--- BEGIN Input data ---

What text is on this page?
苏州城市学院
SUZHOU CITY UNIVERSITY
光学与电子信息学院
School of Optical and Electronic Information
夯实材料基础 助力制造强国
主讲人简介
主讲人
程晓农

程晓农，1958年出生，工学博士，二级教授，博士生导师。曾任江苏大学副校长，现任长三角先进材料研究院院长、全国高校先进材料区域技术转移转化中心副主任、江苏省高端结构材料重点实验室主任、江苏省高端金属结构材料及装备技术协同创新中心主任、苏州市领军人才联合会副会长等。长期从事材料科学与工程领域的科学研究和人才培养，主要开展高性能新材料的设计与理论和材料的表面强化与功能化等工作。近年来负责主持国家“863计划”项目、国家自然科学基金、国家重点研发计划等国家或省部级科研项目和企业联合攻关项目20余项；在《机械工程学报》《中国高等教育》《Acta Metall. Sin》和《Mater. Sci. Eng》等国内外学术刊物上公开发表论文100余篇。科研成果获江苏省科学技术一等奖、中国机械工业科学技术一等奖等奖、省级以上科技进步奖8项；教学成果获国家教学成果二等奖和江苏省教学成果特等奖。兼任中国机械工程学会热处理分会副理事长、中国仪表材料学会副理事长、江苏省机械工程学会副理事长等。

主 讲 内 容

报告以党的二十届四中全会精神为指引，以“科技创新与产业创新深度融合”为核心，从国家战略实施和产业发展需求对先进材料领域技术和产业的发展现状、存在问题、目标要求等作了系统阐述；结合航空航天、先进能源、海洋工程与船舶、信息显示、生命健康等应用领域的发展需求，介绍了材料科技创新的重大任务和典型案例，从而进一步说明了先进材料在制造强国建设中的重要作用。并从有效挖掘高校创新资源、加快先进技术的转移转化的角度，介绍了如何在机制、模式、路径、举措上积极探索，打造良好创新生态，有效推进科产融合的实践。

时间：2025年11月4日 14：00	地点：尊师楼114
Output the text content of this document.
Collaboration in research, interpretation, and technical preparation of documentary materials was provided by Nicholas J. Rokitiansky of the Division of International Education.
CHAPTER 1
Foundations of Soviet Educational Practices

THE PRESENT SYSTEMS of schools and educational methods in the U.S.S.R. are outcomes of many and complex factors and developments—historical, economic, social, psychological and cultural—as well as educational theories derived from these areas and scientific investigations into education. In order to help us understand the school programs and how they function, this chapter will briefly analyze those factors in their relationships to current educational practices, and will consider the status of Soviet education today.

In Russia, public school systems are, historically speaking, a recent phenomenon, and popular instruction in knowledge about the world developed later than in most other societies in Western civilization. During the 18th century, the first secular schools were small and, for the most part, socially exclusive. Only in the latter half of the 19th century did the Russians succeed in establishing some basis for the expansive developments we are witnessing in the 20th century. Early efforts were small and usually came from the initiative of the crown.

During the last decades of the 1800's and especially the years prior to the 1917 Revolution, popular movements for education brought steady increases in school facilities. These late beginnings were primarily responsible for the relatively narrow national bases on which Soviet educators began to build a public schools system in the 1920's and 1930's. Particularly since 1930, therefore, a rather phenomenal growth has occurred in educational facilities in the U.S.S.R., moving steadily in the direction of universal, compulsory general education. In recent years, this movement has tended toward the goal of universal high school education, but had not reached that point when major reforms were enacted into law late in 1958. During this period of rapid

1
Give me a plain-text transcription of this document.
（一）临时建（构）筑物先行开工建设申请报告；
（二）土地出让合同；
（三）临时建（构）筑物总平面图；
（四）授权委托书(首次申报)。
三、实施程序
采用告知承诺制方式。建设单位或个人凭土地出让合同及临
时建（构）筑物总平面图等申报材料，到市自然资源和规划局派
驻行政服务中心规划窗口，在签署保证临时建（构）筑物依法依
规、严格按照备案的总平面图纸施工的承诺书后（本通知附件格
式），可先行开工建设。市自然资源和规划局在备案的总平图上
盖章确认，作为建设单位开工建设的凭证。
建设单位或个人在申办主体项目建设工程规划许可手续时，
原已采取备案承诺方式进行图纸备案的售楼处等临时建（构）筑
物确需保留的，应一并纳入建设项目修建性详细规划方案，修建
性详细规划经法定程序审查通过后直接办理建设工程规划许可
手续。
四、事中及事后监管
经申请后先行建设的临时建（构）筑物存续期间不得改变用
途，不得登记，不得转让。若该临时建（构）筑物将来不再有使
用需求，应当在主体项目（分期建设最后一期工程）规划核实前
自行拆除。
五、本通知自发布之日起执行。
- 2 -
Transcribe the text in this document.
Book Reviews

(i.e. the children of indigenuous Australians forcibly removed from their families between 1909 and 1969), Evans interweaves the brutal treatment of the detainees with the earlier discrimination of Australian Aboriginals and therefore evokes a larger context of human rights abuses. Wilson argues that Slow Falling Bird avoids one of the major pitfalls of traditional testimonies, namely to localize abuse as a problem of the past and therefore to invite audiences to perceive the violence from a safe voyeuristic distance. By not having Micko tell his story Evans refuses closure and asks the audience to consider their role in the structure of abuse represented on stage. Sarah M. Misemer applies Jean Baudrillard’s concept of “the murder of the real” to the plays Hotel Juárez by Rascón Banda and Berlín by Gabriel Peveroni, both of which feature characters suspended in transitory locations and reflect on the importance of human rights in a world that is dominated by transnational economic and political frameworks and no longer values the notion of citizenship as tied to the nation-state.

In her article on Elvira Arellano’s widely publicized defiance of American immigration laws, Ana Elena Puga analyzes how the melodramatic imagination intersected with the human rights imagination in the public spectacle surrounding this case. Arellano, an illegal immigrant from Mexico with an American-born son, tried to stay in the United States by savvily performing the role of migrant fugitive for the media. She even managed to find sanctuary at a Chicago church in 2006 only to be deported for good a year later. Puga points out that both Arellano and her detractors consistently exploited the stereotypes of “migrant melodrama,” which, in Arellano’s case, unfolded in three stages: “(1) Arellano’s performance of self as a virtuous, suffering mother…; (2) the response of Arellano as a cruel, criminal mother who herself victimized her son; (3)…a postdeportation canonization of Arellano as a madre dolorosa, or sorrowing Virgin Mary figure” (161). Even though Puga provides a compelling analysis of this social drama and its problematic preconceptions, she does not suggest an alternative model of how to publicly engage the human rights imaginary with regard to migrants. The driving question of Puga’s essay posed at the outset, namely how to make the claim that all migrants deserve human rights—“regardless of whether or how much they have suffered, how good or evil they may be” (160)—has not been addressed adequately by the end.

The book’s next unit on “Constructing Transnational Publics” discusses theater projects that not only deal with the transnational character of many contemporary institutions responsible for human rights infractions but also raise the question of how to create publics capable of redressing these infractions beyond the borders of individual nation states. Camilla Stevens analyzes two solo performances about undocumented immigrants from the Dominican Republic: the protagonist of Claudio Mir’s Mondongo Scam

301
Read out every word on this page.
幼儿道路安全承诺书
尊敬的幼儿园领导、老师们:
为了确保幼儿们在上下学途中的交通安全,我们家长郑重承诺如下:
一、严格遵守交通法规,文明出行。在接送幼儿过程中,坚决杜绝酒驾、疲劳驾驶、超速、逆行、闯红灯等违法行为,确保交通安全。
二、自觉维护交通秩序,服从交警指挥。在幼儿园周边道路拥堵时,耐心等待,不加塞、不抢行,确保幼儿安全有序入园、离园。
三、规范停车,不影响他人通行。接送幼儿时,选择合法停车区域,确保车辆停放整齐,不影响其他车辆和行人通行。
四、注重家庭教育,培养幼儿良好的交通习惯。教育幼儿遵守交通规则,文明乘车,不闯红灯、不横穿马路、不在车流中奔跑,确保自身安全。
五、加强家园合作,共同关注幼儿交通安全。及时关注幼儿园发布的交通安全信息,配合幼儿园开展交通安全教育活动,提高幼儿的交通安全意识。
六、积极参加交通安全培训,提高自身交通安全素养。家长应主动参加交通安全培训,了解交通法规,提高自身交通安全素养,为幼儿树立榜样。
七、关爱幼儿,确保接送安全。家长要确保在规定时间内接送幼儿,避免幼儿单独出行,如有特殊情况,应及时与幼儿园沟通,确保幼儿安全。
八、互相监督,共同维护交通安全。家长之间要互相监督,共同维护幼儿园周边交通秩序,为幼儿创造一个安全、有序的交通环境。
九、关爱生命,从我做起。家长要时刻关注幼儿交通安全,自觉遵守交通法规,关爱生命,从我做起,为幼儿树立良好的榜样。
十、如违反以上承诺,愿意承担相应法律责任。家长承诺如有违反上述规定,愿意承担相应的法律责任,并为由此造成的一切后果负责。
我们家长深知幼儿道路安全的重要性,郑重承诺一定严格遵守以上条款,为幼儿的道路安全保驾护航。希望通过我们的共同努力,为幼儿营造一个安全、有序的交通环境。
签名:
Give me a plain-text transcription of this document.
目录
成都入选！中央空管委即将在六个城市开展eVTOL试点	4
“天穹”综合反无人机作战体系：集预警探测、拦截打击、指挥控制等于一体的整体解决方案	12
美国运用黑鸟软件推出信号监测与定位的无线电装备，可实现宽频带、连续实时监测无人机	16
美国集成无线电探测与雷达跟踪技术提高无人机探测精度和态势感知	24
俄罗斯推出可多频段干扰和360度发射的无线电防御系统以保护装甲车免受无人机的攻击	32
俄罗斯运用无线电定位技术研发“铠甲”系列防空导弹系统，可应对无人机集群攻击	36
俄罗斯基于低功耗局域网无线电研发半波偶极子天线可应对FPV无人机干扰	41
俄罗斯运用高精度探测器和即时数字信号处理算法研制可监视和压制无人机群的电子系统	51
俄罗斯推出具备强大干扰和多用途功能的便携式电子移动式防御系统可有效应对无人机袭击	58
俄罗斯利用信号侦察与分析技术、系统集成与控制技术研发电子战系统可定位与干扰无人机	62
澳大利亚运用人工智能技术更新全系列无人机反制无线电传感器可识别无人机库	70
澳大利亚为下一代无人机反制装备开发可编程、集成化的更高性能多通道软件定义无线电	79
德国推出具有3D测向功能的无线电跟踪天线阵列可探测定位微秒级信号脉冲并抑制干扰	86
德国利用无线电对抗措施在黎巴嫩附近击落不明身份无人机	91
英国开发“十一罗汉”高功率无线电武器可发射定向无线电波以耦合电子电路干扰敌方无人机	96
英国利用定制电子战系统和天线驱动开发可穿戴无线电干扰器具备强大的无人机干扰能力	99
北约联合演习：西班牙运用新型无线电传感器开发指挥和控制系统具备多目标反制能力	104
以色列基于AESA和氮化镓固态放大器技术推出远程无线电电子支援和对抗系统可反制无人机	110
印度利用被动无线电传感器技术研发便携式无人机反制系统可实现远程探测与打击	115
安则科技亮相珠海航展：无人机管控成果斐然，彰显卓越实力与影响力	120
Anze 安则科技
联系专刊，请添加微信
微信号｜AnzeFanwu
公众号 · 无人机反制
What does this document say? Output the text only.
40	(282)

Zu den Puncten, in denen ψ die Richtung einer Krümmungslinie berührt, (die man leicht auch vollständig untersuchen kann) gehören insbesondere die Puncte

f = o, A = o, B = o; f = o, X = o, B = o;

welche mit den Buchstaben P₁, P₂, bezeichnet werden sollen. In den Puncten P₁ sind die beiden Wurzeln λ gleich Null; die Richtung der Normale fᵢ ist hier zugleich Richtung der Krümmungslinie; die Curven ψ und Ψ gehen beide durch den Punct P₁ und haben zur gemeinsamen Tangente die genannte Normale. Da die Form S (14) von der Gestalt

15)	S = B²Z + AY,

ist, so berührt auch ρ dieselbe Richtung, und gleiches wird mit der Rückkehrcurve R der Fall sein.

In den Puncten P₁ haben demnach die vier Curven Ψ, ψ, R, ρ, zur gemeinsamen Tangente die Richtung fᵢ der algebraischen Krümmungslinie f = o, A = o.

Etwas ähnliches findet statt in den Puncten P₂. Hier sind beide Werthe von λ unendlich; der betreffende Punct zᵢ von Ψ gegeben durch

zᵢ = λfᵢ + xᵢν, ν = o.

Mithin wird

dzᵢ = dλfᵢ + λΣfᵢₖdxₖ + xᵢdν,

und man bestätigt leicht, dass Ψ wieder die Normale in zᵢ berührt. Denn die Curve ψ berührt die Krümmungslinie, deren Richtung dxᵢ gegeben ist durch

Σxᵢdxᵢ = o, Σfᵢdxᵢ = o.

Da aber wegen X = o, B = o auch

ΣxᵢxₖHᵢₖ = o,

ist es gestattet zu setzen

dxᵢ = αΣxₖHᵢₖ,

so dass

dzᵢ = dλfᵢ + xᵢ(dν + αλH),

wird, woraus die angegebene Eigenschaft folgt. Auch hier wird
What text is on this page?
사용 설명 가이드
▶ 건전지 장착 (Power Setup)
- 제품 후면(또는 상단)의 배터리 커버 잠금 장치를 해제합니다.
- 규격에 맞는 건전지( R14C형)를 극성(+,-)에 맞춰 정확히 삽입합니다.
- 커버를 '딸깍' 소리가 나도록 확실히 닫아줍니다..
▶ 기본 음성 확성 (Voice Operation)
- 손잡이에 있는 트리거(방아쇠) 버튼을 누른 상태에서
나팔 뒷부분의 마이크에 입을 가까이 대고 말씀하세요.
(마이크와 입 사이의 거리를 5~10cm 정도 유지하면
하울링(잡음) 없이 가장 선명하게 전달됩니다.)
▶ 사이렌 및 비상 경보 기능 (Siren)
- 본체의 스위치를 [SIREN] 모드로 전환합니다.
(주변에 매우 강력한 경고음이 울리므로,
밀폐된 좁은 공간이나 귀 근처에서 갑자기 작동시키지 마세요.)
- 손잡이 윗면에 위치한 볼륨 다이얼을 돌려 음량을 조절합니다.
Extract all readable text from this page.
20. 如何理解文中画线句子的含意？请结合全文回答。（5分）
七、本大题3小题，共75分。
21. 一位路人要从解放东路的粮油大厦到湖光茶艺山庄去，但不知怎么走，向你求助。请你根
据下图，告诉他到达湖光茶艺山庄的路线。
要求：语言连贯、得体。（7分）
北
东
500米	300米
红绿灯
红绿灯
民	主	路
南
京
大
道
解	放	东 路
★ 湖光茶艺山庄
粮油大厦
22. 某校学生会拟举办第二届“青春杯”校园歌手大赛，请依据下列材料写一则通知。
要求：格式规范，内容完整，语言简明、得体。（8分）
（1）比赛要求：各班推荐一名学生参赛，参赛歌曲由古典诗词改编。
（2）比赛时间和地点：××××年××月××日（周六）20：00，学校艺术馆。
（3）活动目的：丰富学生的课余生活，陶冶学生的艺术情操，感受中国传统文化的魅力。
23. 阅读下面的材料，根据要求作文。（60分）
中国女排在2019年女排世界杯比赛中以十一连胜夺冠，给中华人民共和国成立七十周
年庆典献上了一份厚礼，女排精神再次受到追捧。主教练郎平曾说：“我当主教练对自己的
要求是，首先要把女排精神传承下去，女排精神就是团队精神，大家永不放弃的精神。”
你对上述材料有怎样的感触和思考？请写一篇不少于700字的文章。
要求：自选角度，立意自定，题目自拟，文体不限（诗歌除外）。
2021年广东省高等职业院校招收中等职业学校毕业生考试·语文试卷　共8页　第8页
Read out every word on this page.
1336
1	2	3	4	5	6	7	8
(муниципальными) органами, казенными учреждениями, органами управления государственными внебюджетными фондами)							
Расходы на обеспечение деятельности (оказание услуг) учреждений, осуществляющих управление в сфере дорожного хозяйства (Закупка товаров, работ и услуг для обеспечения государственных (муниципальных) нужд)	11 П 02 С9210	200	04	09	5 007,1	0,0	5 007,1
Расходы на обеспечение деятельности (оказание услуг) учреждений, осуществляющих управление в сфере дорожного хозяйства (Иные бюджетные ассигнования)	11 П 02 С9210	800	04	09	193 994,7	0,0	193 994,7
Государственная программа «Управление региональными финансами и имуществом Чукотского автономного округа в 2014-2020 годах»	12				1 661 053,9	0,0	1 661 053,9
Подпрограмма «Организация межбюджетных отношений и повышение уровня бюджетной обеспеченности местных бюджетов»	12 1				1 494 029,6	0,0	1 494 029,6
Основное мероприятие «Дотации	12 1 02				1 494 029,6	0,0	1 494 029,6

--- END Input data ---

● What you are asked to do
Identify each line in the entries with the word "beide" and copy it.

● Finished answer
welche mit den Buchstaben P₁, P₂, bezeichnet werden sollen. In den Puncten P₁ sind die beiden Wurzeln λ gleich Null; die Richtung der Normale fᵢ ist hier zugleich Richtung der Krümmungslinie; die Curven ψ und Ψ gehen beide durch den Punct P₁ und haben zur gemeinsamen Tangente die genannte Normale. Da die Form S (14) von der Gestalt
Etwas ähnliches findet statt in den Puncten P₂. Hier sind beide Werthe von λ unendlich; der betreffende Punct zᵢ von Ψ gegeben durch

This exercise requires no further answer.